_GIVEN DATA_.
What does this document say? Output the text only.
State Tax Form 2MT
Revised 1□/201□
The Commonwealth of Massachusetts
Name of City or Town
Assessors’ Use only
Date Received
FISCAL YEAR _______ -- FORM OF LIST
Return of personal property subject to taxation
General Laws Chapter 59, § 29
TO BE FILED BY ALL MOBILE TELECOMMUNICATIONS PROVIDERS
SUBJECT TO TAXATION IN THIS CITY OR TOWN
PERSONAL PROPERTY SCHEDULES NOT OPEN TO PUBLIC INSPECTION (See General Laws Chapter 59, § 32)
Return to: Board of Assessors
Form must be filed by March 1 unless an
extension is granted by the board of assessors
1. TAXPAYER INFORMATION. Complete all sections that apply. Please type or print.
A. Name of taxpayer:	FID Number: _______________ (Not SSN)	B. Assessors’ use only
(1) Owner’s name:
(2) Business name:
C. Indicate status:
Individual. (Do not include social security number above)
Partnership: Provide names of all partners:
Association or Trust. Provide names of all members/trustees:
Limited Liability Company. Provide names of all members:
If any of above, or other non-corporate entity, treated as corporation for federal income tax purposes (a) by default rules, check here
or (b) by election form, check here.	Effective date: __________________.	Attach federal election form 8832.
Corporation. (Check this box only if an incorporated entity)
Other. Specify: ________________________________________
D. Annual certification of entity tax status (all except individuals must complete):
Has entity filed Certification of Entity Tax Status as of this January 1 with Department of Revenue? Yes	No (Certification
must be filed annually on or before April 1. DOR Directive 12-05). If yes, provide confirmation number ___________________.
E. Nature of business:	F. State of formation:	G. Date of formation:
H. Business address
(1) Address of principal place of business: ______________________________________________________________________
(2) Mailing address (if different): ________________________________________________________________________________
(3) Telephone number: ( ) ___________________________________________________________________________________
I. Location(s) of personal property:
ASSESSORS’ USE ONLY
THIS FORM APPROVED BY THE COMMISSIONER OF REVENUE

---

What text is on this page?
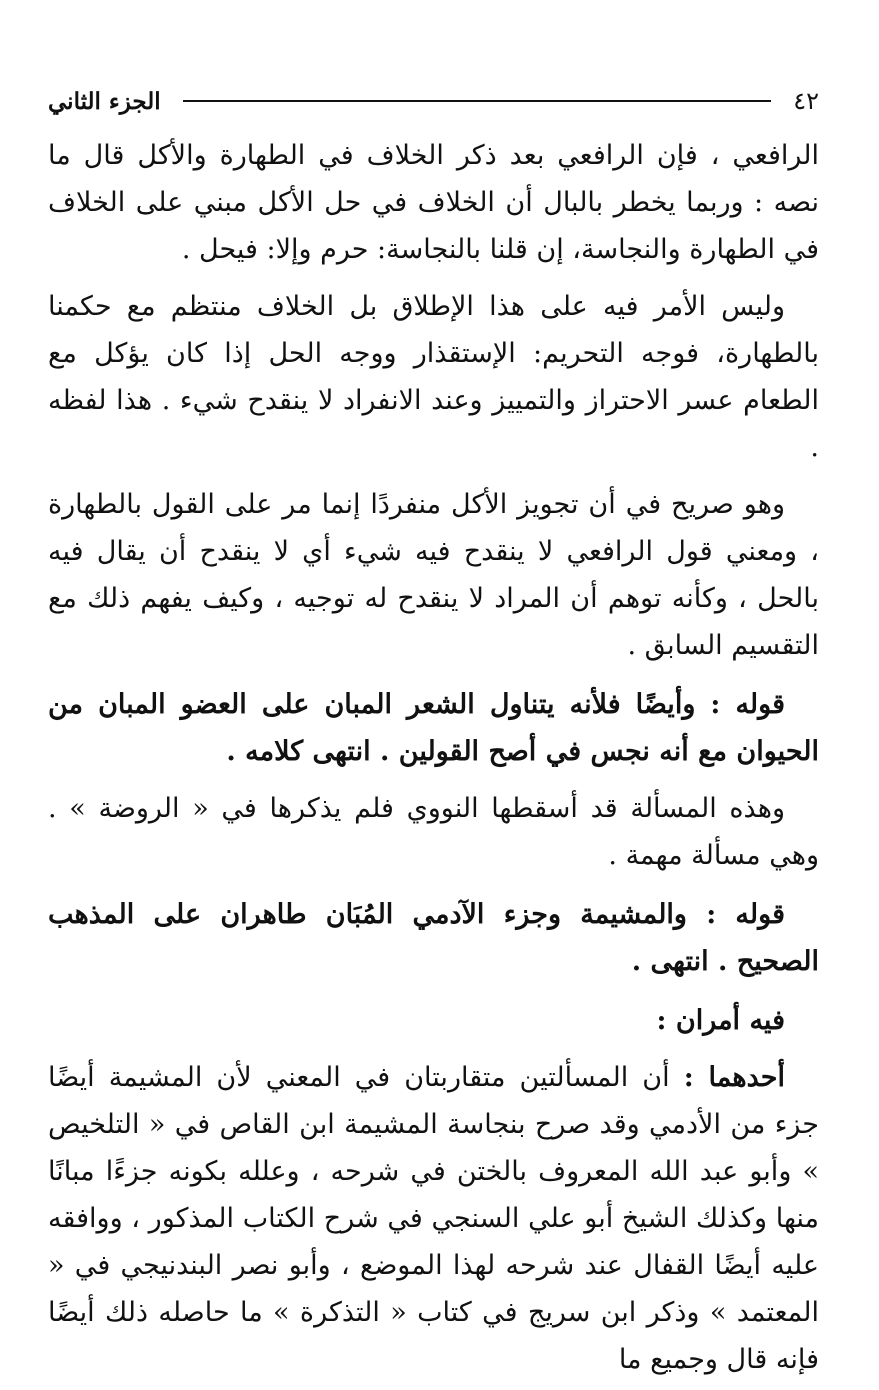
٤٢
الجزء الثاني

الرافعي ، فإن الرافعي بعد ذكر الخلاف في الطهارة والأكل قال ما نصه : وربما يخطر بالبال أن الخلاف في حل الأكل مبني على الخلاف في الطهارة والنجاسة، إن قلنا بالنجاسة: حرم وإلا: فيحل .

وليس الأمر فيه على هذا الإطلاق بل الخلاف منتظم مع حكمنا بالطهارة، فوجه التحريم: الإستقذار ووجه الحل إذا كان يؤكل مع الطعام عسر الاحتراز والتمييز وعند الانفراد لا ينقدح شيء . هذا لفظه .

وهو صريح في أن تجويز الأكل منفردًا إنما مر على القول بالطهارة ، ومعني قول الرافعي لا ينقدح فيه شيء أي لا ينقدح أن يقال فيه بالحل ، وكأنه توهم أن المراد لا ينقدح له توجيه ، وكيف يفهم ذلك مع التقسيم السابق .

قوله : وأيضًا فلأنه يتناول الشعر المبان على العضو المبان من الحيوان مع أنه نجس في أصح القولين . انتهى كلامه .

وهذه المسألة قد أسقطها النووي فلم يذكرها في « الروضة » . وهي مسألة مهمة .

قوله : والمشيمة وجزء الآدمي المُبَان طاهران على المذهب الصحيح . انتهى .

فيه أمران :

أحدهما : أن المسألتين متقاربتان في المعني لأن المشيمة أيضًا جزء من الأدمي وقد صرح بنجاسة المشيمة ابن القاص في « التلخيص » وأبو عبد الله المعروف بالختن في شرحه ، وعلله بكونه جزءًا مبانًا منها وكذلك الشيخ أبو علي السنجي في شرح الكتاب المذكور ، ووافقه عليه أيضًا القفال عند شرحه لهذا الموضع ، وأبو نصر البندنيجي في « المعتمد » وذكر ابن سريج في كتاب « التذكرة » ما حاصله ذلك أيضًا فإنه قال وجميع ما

_SET PROBLEM_. Above are some records. Count the lines among them with the word "ينقدح", and answer with the number only.

_CORRECT RESPONSE_. 2